● **WRITTEN INSTRUCTION**: Transcribe the records below exactly as they appear.

------------------------------------

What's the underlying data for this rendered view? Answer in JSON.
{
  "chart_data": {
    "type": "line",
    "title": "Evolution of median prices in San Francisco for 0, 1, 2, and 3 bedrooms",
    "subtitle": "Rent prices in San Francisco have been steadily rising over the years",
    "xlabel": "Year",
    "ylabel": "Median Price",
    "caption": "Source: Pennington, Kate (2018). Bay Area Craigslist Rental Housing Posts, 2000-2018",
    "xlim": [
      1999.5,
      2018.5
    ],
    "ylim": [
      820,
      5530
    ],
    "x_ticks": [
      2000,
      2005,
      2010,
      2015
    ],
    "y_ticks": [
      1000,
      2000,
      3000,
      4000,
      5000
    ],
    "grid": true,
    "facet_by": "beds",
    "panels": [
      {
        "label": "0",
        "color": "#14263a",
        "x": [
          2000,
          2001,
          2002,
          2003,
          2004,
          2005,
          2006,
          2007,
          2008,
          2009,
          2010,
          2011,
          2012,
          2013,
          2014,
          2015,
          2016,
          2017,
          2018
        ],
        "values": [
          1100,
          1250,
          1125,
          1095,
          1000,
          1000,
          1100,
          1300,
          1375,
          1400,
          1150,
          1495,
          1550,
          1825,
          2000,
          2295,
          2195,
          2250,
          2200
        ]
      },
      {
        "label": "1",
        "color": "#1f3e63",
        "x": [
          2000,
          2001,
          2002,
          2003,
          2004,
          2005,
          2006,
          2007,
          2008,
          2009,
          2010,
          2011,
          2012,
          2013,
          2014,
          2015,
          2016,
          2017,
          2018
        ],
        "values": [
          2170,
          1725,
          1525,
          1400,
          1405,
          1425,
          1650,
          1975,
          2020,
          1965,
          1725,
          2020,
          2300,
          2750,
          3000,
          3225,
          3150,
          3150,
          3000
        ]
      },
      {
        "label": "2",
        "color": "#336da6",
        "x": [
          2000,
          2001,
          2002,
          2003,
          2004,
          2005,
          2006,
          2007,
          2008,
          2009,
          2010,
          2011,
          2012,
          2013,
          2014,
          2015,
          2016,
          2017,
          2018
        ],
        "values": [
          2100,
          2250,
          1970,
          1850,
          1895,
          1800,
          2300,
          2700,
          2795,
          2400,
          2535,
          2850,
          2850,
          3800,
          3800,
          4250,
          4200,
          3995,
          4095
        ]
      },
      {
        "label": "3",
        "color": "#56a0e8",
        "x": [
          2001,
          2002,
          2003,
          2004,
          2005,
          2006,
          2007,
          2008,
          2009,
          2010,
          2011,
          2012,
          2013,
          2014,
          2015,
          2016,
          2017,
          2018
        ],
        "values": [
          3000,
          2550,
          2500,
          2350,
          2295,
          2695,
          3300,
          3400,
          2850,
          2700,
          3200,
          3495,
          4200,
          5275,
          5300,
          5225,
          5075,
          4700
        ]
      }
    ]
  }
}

------------------------------------

● **RESULT**:
What's the underlying data for this rendered view? Answer in JSON.
{
  "chart_data": {
    "type": "line",
    "title": "Evolution of median prices in San Francisco for 0, 1, 2, and 3 bedrooms",
    "subtitle": "Rent prices in San Francisco have been steadily rising over the years",
    "xlabel": "Year",
    "ylabel": "Median Price",
    "caption": "Source: Pennington, Kate (2018). Bay Area Craigslist Rental Housing Posts, 2000-2018",
    "xlim": [
      1999.5,
      2018.5
    ],
    "ylim": [
      820,
      5530
    ],
    "x_ticks": [
      2000,
      2005,
      2010,
      2015
    ],
    "y_ticks": [
      1000,
      2000,
      3000,
      4000,
      5000
    ],
    "grid": true,
    "facet_by": "beds",
    "panels": [
      {
        "label": "0",
        "color": "#14263a",
        "x": [
          2000,
          2001,
          2002,
          2003,
          2004,
          2005,
          2006,
          2007,
          2008,
          2009,
          2010,
          2011,
          2012,
          2013,
          2014,
          2015,
          2016,
          2017,
          2018
        ],
        "values": [
          1100,
          1250,
          1125,
          1095,
          1000,
          1000,
          1100,
          1300,
          1375,
          1400,
          1150,
          1495,
          1550,
          1825,
          2000,
          2295,
          2195,
          2250,
          2200
        ]
      },
      {
        "label": "1",
        "color": "#1f3e63",
        "x": [
          2000,
          2001,
          2002,
          2003,
          2004,
          2005,
          2006,
          2007,
          2008,
          2009,
          2010,
          2011,
          2012,
          2013,
          2014,
          2015,
          2016,
          2017,
          2018
        ],
        "values": [
          2170,
          1725,
          1525,
          1400,
          1405,
          1425,
          1650,
          1975,
          2020,
          1965,
          1725,
          2020,
          2300,
          2750,
          3000,
          3225,
          3150,
          3150,
          3000
        ]
      },
      {
        "label": "2",
        "color": "#336da6",
        "x": [
          2000,
          2001,
          2002,
          2003,
          2004,
          2005,
          2006,
          2007,
          2008,
          2009,
          2010,
          2011,
          2012,
          2013,
          2014,
          2015,
          2016,
          2017,
          2018
        ],
        "values": [
          2100,
          2250,
          1970,
          1850,
          1895,
          1800,
          2300,
          2700,
          2795,
          2400,
          2535,
          2850,
          2850,
          3800,
          3800,
          4250,
          4200,
          3995,
          4095
        ]
      },
      {
        "label": "3",
        "color": "#56a0e8",
        "x": [
          2001,
          2002,
          2003,
          2004,
          2005,
          2006,
          2007,
          2008,
          2009,
          2010,
          2011,
          2012,
          2013,
          2014,
          2015,
          2016,
          2017,
          2018
        ],
        "values": [
          3000,
          2550,
          2500,
          2350,
          2295,
          2695,
          3300,
          3400,
          2850,
          2700,
          3200,
          3495,
          4200,
          5275,
          5300,
          5225,
          5075,
          4700
        ]
      }
    ]
  }
}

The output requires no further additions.